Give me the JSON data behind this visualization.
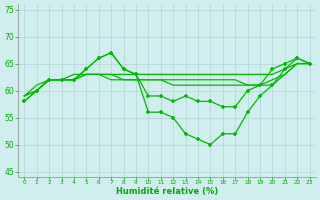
{
  "xlabel": "Humidité relative (%)",
  "xlim": [
    -0.5,
    23.5
  ],
  "ylim": [
    44,
    76
  ],
  "yticks": [
    45,
    50,
    55,
    60,
    65,
    70,
    75
  ],
  "xticks": [
    0,
    1,
    2,
    3,
    4,
    5,
    6,
    7,
    8,
    9,
    10,
    11,
    12,
    13,
    14,
    15,
    16,
    17,
    18,
    19,
    20,
    21,
    22,
    23
  ],
  "bg_color": "#d1eeee",
  "grid_color": "#b0d4d4",
  "line_color": "#00bb00",
  "line1": [
    58,
    60,
    62,
    62,
    62,
    64,
    66,
    67,
    64,
    63,
    59,
    59,
    58,
    59,
    58,
    58,
    57,
    57,
    60,
    61,
    64,
    65,
    66,
    65
  ],
  "line2": [
    59,
    61,
    62,
    62,
    63,
    63,
    63,
    63,
    63,
    63,
    63,
    63,
    63,
    63,
    63,
    63,
    63,
    63,
    63,
    63,
    63,
    64,
    65,
    65
  ],
  "line3": [
    59,
    60,
    62,
    62,
    62,
    63,
    63,
    63,
    62,
    62,
    62,
    62,
    62,
    62,
    62,
    62,
    62,
    62,
    61,
    61,
    62,
    63,
    65,
    65
  ],
  "line4": [
    59,
    60,
    62,
    62,
    62,
    63,
    63,
    62,
    62,
    62,
    62,
    62,
    61,
    61,
    61,
    61,
    61,
    61,
    61,
    61,
    61,
    63,
    65,
    65
  ],
  "line5": [
    58,
    60,
    62,
    62,
    62,
    64,
    66,
    67,
    64,
    63,
    56,
    56,
    55,
    52,
    51,
    50,
    52,
    52,
    56,
    59,
    61,
    64,
    66,
    65
  ],
  "lw": 0.9,
  "markersize": 3.0
}
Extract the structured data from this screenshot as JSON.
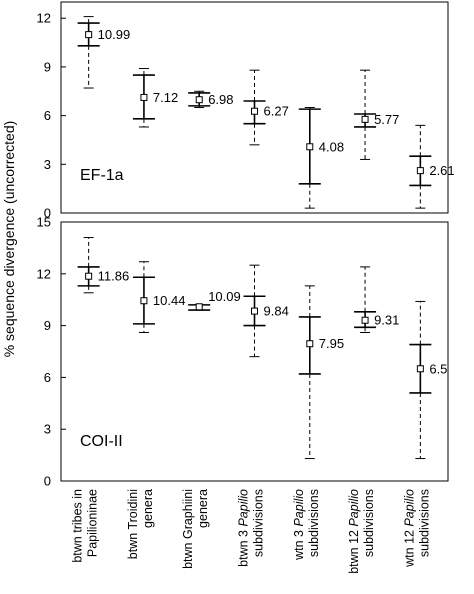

§ **Problem details**: Repeat the records above verbatim, with no pictures in the result.

§ **Solution to the exercise**:
Give me the JSON data behind this visualization.
{
  "xlabel": "Humidité relative (%)",
  "xlim": [
    -0.5,
    23.5
  ],
  "ylim": [
    44,
    76
  ],
  "yticks": [
    45,
    50,
    55,
    60,
    65,
    70,
    75
  ],
  "xticks": [
    0,
    1,
    2,
    3,
    4,
    5,
    6,
    7,
    8,
    9,
    10,
    11,
    12,
    13,
    14,
    15,
    16,
    17,
    18,
    19,
    20,
    21,
    22,
    23
  ],
  "bg_color": "#d1eeee",
  "grid_color": "#b0d4d4",
  "line_color": "#00bb00",
  "line1": [
    58,
    60,
    62,
    62,
    62,
    64,
    66,
    67,
    64,
    63,
    59,
    59,
    58,
    59,
    58,
    58,
    57,
    57,
    60,
    61,
    64,
    65,
    66,
    65
  ],
  "line2": [
    59,
    61,
    62,
    62,
    63,
    63,
    63,
    63,
    63,
    63,
    63,
    63,
    63,
    63,
    63,
    63,
    63,
    63,
    63,
    63,
    63,
    64,
    65,
    65
  ],
  "line3": [
    59,
    60,
    62,
    62,
    62,
    63,
    63,
    63,
    62,
    62,
    62,
    62,
    62,
    62,
    62,
    62,
    62,
    62,
    61,
    61,
    62,
    63,
    65,
    65
  ],
  "line4": [
    59,
    60,
    62,
    62,
    62,
    63,
    63,
    62,
    62,
    62,
    62,
    62,
    61,
    61,
    61,
    61,
    61,
    61,
    61,
    61,
    61,
    63,
    65,
    65
  ],
  "line5": [
    58,
    60,
    62,
    62,
    62,
    64,
    66,
    67,
    64,
    63,
    56,
    56,
    55,
    52,
    51,
    50,
    52,
    52,
    56,
    59,
    61,
    64,
    66,
    65
  ],
  "lw": 0.9,
  "markersize": 3.0
}
Extract the structured data from this screenshot as JSON.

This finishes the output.